## Texto seleccionado
※ ※ ※

Todo ello nos lleva a establecer que con el sexismo ambivalente, los hombres pueden
mantener una consistencia actitudinal que implica despreciar a algunas mujeres y amar a
otras. El sexismo hostil se aplica como un castigo a las mujeres no tradicionales como
mujeres profesionales y feministas porque estas mujeres cambian los roles de género
tradicionales y las relaciones de poder entre hombres y mujeres. Mientras que el sexismo
benevolente es una recompensa a las mujeres que cumplen los roles tradicionales porque estas
mujeres aceptan la supremacía masculina. Por consiguiente el sexismo hostil y el sexismo
benevolente actúan como un sistema articulado de recompensas y castigos con la finalidad de
que las mujeres sepan cual es su posición en la sociedad (Rudman y Glick, 2001).
Esto ha llevado a Click y Fiske (1996, 2001) a preguntarse si el sexismo hostil se
dirige hacia un grupo determinado de mujeres y el sexismo benevolente hacia otro grupo.

※ ※ ※

## Entradas de datos

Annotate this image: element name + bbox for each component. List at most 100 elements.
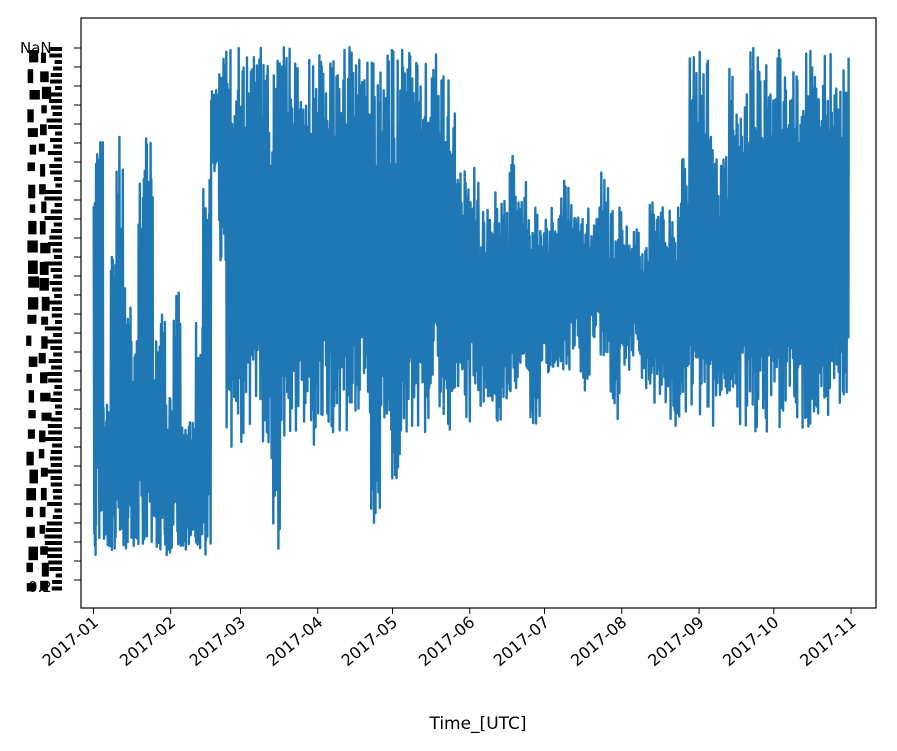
- y-tick-label-glyph: [46, 372, 62, 376]
- y-tick-label-glyph: [27, 429, 35, 439]
- y-tick-label-glyph: [27, 314, 37, 324]
- y-tick-label-glyph: [50, 456, 62, 461]
- y-tick-label-glyph: [40, 546, 48, 555]
- y-tick-label-glyph: [48, 125, 62, 129]
- y-tick-label-glyph: [49, 53, 62, 58]
- y-tick-label-glyph: [51, 586, 62, 591]
- y-tick-label-glyph: [27, 162, 35, 172]
- y-tick-label-nan: NaN: [20, 39, 52, 57]
- y-tick-label-glyph: [55, 131, 62, 136]
- y-tick-label-glyph: [45, 547, 62, 552]
- y-tick-label-glyph: [54, 203, 62, 207]
- y-tick-label-glyph: [54, 157, 62, 162]
- y-tick-label-glyph: [54, 60, 62, 64]
- y-tick-label-glyph: [53, 274, 62, 279]
- y-tick-label-glyph: [50, 268, 62, 272]
- y-tick-label-glyph: [26, 373, 32, 383]
- y-tick-label-glyph: [47, 424, 62, 428]
- y-tick-label-glyph: [26, 526, 35, 538]
- y-tick-label-glyph: [44, 190, 62, 194]
- series-line: [92, 46, 850, 557]
- y-tick-label-glyph: [40, 71, 49, 83]
- y-tick-label-glyph: [27, 69, 34, 84]
- y-tick-label-glyph: [41, 86, 52, 99]
- y-tick-label-glyph: [54, 404, 62, 409]
- series-layer: [92, 46, 850, 557]
- y-tick-label-glyph: [27, 297, 39, 310]
- y-tick-label-glyph: [29, 469, 38, 484]
- y-tick-label-glyph: [39, 524, 46, 534]
- y-tick-label-glyph: [28, 276, 40, 288]
- y-tick-label-glyph: [54, 294, 62, 298]
- y-tick-label-glyph: [28, 260, 38, 275]
- y-tick-label-glyph: [40, 392, 51, 402]
- y-tick-label-glyph: [50, 476, 62, 480]
- y-tick-label-glyph: [51, 313, 62, 318]
- y-tick-label-glyph: [40, 580, 49, 591]
- y-tick-label-glyph: [47, 502, 62, 506]
- y-tick-label-glyph: [26, 507, 34, 518]
- y-tick-label-glyph: [52, 443, 62, 448]
- y-tick-label-glyph: [48, 359, 62, 363]
- y-tick-label-glyph: [53, 495, 62, 500]
- y-tick-label-glyph: [49, 281, 62, 285]
- y-tick-label-glyph: [26, 335, 32, 346]
- y-tick-label-glyph: [50, 463, 62, 467]
- y-tick-label-glyph: [50, 170, 62, 175]
- y-tick-label-glyph: [41, 296, 50, 311]
- y-tick-label-glyph: [45, 92, 62, 97]
- y-tick-label-glyph: [41, 336, 48, 349]
- y-tick-label-glyph: [47, 554, 62, 558]
- y-tick-label-glyph: [55, 411, 62, 415]
- y-tick-label-glyph: [48, 430, 62, 435]
- y-tick-label-glyph: [38, 449, 45, 459]
- y-tick-label-glyph: [52, 580, 62, 584]
- y-tick-label-glyph: [47, 242, 62, 246]
- y-tick-label-glyph: [50, 346, 62, 350]
- y-tick-label-glyph: [48, 560, 62, 565]
- y-tick-label-glyph: [29, 144, 37, 155]
- y-tick-label-glyph: [50, 73, 62, 77]
- y-tick-label-glyph: [44, 541, 62, 545]
- y-tick-label-glyph: [51, 417, 62, 422]
- y-tick-label-glyph: [49, 79, 62, 84]
- y-tick-label-glyph: [39, 277, 49, 291]
- y-tick-label-glyph: [44, 534, 62, 539]
- y-tick-label-glyph: [29, 89, 40, 100]
- y-tick-label-glyph: [41, 201, 47, 214]
- y-tick-label-glyph: [50, 209, 62, 214]
- y-tick-label-glyph: [53, 66, 62, 71]
- y-tick-label-glyph: [27, 240, 38, 253]
- y-tick-label-glyph: [50, 450, 62, 454]
- y-tick-label-glyph: [39, 506, 46, 518]
- y-tick-label-glyph: [54, 385, 62, 389]
- y-tick-label-glyph: [51, 365, 62, 370]
- y-tick-label-glyph: [44, 326, 62, 331]
- y-tick-label-glyph: [29, 49, 39, 63]
- y-tick-label-glyph: [52, 112, 62, 116]
- plot-frame: [80, 17, 877, 609]
- y-tick-label-glyph: [39, 221, 46, 235]
- y-tick-label-glyph: [41, 562, 49, 577]
- y-tick-label-glyph: [39, 184, 46, 195]
- y-tick-label-glyph: [48, 378, 62, 383]
- y-tick-label-glyph: [28, 410, 36, 419]
- y-tick-label-glyph: [45, 528, 62, 532]
- y-tick-label-glyph: [53, 177, 62, 181]
- y-tick-label-glyph: [40, 164, 46, 177]
- y-tick-label-glyph: [39, 430, 46, 443]
- y-tick-label-glyph: [53, 352, 62, 357]
- y-tick-label-glyph: [55, 320, 62, 324]
- y-tick-label-glyph: [53, 144, 62, 149]
- y-tick-label-glyph: [28, 546, 39, 561]
- y-tick-label-glyph: [50, 47, 62, 51]
- y-tick-label-glyph: [50, 229, 62, 233]
- y-tick-label-glyph: [49, 567, 62, 571]
- y-tick-label-glyph: [50, 482, 62, 487]
- y-tick-label-glyph: [38, 143, 45, 152]
- y-tick-label-glyph: [26, 488, 37, 501]
- y-tick-label-glyph: [26, 583, 35, 592]
- y-tick-label-glyph: [40, 487, 47, 501]
- y-tick-label-glyph: [40, 52, 46, 63]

※ ※ ※

## Qué se pide
a – Copia sin cambios el fragmento del texto seleccionado que comienza con "Todo ello nos" y continúa hasta "y Glick, 2001).".
b – Repite al pie de la letra las líneas de los registros que van desde la que contiene "- y-tick-label-glyph: [46, 372, 62, 376]" hasta la que contiene "- y-tick-label-nan: NaN: [20, 39, 52, 57]", ambas incluidas.

## Conjunto de soluciones
a –
Todo ello nos lleva a establecer que con el sexismo ambivalente, los hombres pueden
mantener una consistencia actitudinal que implica despreciar a algunas mujeres y amar a
otras. El sexismo hostil se aplica como un castigo a las mujeres no tradicionales como
mujeres profesionales y feministas porque estas mujeres cambian los roles de género
tradicionales y las relaciones de poder entre hombres y mujeres. Mientras que el sexismo
benevolente es una recompensa a las mujeres que cumplen los roles tradicionales porque estas
mujeres aceptan la supremacía masculina. Por consiguiente el sexismo hostil y el sexismo
benevolente actúan como un sistema articulado de recompensas y castigos con la finalidad de
que las mujeres sepan cual es su posición en la sociedad (Rudman y Glick, 2001).

b –
- y-tick-label-glyph: [46, 372, 62, 376]
- y-tick-label-glyph: [27, 429, 35, 439]
- y-tick-label-glyph: [27, 314, 37, 324]
- y-tick-label-glyph: [50, 456, 62, 461]
- y-tick-label-glyph: [40, 546, 48, 555]
- y-tick-label-glyph: [48, 125, 62, 129]
- y-tick-label-glyph: [49, 53, 62, 58]
- y-tick-label-glyph: [51, 586, 62, 591]
- y-tick-label-glyph: [27, 162, 35, 172]
- y-tick-label-nan: NaN: [20, 39, 52, 57]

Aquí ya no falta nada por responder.